◆ Written task: Every line of the data that contains the string "dada" must be copied.

◆ Records supplied:
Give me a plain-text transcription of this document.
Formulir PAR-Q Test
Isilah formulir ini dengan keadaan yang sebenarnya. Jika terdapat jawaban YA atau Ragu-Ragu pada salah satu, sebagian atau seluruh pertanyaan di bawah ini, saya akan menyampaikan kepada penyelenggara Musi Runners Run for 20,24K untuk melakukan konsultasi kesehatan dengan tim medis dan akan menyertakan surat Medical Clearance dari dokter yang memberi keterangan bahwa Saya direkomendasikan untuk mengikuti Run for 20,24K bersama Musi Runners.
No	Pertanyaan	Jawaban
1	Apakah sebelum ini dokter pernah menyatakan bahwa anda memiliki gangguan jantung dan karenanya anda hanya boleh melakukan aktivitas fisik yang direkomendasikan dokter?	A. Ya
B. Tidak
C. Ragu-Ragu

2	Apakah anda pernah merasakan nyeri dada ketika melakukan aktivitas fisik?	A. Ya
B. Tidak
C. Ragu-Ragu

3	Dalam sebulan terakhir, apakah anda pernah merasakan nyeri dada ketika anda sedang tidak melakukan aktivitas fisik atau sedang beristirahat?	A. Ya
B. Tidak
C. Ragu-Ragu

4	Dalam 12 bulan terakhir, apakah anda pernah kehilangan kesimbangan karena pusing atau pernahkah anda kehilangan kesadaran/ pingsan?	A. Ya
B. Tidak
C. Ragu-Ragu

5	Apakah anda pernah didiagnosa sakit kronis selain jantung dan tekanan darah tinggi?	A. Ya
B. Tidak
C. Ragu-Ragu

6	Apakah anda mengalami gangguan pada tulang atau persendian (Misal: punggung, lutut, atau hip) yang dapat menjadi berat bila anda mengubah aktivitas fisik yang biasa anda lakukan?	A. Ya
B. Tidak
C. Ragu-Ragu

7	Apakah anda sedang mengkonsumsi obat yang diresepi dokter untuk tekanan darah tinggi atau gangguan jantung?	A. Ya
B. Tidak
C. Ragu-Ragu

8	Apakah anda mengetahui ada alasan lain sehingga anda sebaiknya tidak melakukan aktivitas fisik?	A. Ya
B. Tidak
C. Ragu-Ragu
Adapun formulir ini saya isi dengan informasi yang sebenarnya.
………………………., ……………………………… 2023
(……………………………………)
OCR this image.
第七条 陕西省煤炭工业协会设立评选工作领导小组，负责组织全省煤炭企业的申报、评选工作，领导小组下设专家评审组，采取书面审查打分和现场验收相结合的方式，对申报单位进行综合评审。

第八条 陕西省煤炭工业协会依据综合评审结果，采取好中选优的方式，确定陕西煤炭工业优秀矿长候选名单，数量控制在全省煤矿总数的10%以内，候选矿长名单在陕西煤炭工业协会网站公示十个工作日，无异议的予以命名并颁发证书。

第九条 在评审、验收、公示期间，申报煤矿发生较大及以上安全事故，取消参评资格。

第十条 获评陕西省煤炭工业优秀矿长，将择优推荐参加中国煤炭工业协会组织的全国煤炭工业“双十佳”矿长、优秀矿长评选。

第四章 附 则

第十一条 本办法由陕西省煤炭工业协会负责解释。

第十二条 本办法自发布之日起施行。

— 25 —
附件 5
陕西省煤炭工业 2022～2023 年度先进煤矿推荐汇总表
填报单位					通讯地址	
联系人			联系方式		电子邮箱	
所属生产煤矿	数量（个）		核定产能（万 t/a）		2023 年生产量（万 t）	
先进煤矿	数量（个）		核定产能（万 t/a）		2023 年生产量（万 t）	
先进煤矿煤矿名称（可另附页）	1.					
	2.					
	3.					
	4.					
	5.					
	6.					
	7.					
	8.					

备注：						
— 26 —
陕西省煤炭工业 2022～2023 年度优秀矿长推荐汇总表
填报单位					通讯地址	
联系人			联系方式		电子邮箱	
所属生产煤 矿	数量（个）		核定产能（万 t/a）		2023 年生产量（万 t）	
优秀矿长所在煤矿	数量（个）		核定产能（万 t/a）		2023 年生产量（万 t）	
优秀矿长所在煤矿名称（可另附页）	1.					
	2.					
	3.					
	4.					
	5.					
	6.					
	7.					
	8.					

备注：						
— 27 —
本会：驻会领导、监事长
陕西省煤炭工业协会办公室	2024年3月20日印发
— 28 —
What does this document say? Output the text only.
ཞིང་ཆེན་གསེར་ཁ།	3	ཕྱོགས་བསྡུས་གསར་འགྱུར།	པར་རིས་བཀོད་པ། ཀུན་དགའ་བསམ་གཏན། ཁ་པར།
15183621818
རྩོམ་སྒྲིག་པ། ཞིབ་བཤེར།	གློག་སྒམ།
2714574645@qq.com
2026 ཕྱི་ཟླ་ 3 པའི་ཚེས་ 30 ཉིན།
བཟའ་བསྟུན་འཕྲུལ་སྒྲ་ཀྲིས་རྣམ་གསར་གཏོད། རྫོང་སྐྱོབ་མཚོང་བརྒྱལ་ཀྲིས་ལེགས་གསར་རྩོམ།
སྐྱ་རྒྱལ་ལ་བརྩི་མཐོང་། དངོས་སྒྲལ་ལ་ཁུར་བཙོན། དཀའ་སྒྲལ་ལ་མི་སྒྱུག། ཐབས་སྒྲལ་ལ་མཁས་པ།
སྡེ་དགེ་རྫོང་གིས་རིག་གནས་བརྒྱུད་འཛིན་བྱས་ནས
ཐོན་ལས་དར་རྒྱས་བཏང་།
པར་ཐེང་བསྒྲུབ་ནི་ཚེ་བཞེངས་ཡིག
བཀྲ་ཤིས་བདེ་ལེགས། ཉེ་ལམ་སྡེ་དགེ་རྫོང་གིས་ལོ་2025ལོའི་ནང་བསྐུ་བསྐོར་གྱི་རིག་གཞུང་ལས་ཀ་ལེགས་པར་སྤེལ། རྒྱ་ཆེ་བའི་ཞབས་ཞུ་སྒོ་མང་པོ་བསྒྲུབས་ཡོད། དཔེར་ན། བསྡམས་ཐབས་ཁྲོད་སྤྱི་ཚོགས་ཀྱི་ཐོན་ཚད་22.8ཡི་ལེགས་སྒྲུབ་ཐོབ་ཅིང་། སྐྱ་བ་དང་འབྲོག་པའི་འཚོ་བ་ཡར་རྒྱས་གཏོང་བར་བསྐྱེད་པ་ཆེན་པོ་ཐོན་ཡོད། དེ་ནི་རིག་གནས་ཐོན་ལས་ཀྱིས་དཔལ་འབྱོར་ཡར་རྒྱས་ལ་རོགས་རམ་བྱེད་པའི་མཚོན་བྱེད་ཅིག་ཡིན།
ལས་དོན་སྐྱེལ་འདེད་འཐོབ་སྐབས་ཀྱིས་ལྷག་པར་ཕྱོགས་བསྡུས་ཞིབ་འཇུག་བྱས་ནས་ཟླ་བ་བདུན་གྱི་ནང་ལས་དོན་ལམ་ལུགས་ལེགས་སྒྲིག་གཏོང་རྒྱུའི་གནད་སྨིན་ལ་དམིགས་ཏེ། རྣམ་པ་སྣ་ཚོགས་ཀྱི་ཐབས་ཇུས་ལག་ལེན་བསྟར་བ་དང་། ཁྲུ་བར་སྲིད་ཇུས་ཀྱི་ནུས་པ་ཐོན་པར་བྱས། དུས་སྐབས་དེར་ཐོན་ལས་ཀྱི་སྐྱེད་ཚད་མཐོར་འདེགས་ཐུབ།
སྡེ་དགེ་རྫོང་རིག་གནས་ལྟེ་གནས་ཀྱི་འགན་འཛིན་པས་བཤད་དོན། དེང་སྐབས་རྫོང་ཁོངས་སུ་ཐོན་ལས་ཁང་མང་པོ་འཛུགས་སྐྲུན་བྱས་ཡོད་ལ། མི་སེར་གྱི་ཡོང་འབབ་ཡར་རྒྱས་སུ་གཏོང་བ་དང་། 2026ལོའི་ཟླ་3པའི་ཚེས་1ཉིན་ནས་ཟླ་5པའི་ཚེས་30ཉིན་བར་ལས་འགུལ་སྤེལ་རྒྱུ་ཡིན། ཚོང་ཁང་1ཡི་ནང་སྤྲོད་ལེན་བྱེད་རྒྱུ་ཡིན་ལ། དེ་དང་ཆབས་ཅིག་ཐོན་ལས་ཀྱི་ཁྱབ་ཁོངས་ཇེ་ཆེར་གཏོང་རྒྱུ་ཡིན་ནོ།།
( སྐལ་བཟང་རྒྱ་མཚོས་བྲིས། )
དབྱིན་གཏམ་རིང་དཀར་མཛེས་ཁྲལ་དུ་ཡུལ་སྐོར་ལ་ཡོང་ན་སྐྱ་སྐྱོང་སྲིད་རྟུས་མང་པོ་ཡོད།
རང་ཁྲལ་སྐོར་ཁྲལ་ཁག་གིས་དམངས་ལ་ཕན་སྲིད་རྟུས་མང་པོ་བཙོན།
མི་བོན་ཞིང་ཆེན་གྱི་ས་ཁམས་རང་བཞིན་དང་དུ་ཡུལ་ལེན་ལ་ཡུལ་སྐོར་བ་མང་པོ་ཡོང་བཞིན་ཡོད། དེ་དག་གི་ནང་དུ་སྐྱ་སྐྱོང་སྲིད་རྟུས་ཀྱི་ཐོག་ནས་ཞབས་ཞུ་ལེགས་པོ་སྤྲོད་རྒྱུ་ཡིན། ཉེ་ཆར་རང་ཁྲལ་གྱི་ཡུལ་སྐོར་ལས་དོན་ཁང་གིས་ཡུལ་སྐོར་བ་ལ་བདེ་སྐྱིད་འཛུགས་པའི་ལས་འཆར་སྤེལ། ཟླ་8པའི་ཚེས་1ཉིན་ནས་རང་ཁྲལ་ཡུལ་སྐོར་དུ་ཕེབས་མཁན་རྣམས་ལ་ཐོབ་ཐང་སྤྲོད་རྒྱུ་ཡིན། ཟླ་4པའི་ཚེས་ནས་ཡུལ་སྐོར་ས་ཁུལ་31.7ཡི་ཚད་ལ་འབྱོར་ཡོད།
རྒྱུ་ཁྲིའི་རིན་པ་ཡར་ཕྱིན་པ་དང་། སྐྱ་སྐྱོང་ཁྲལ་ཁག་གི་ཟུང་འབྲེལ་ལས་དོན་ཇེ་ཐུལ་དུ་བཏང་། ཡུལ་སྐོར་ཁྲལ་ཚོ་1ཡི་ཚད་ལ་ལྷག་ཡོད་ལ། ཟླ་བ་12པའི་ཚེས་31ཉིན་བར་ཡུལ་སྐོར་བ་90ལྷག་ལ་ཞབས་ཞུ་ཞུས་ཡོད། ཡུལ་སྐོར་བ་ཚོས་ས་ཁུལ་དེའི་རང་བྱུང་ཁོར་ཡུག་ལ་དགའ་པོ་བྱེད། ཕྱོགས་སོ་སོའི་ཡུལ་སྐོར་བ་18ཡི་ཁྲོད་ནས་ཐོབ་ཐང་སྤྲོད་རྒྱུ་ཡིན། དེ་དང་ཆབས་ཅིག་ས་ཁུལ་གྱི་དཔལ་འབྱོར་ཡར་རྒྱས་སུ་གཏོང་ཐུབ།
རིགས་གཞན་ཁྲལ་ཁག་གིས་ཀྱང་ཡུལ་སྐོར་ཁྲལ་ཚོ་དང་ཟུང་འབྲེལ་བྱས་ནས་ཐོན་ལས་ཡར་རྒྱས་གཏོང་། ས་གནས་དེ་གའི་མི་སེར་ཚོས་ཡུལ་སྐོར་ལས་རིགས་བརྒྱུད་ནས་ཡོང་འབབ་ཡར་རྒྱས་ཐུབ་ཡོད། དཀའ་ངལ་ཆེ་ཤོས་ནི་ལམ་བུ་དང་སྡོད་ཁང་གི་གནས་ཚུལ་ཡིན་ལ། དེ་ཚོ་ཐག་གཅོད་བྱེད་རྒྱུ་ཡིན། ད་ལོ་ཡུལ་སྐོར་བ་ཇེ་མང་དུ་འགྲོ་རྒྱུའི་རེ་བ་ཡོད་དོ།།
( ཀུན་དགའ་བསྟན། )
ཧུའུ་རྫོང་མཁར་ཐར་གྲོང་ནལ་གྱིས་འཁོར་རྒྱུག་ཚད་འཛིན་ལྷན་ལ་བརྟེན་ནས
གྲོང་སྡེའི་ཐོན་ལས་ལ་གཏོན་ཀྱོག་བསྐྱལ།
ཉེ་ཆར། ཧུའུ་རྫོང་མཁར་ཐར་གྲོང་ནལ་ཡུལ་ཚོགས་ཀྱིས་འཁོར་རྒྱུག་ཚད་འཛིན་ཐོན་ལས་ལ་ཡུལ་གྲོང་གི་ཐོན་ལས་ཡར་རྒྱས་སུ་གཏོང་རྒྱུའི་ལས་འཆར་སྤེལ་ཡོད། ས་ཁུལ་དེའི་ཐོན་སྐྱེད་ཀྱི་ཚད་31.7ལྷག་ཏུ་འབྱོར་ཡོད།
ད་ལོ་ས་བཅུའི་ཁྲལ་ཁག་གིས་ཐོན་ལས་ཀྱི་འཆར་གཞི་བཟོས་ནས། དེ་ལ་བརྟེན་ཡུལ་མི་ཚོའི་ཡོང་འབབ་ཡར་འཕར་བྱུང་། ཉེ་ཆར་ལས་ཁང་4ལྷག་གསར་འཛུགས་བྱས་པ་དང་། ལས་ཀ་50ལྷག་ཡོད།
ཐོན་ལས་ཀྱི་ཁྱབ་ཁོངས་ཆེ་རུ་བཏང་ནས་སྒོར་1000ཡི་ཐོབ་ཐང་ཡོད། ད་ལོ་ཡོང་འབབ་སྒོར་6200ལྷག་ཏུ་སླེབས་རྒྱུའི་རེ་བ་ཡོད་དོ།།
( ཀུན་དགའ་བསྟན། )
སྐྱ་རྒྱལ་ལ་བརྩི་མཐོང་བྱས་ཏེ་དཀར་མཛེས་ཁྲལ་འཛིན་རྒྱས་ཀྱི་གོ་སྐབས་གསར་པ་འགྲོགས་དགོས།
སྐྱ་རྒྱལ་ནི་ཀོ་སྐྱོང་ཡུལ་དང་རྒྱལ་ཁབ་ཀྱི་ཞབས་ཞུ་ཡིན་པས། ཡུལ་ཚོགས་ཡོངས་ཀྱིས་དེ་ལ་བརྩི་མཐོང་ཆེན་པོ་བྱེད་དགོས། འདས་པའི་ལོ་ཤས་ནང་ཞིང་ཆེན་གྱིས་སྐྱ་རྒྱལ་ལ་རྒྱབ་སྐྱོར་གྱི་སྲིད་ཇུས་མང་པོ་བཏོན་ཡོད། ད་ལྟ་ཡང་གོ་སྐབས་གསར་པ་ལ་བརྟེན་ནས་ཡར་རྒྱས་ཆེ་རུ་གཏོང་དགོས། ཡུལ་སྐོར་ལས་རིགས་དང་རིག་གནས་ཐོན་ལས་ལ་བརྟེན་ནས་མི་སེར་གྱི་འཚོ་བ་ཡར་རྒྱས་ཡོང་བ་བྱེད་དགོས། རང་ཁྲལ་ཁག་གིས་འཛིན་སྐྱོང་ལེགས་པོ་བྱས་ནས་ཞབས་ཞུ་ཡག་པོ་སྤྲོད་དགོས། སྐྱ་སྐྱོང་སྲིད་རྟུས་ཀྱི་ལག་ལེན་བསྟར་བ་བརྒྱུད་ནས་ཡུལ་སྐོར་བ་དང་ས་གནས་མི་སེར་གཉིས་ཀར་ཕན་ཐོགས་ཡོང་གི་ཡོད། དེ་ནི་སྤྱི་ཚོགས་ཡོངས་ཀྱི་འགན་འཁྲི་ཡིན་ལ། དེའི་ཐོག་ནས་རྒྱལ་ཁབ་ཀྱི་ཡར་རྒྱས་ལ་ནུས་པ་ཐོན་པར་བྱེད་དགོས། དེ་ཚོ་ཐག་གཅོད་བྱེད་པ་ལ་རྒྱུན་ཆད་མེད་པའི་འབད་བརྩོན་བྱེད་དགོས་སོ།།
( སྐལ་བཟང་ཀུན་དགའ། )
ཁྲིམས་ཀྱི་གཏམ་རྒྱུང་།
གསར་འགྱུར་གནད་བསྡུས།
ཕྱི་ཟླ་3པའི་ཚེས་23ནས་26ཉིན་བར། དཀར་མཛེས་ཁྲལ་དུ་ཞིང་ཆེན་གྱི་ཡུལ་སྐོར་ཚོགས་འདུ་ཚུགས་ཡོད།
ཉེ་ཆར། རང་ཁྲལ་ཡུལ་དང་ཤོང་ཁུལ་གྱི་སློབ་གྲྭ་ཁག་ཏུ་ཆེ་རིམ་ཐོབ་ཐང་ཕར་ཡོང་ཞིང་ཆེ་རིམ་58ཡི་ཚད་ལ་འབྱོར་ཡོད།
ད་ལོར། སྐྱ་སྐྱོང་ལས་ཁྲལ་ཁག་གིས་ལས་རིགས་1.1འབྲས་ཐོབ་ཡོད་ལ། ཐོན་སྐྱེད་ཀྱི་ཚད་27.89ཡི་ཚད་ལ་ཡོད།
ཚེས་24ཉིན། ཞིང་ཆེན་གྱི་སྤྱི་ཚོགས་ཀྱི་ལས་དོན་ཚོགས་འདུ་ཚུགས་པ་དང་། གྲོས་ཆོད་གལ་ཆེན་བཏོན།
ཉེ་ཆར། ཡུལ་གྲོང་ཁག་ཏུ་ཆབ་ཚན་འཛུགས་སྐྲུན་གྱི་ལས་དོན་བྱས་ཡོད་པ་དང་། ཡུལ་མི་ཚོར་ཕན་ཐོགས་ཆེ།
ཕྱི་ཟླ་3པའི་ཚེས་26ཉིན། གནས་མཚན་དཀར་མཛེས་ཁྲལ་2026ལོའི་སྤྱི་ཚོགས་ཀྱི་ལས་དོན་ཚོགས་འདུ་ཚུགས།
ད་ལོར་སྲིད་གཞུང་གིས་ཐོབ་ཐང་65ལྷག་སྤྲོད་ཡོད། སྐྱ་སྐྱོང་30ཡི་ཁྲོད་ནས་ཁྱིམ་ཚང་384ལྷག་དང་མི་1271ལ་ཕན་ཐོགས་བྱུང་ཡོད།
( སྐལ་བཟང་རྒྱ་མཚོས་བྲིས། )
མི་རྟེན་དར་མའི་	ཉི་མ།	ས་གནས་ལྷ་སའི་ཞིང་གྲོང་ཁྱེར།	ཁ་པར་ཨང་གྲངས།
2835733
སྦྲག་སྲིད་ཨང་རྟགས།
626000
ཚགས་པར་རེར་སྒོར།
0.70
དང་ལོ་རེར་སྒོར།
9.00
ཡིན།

◆ Answer to this problem:
2	Apakah anda pernah merasakan nyeri dada ketika melakukan aktivitas fisik?	A. Ya
3	Dalam sebulan terakhir, apakah anda pernah merasakan nyeri dada ketika anda sedang tidak melakukan aktivitas fisik atau sedang beristirahat?	A. Ya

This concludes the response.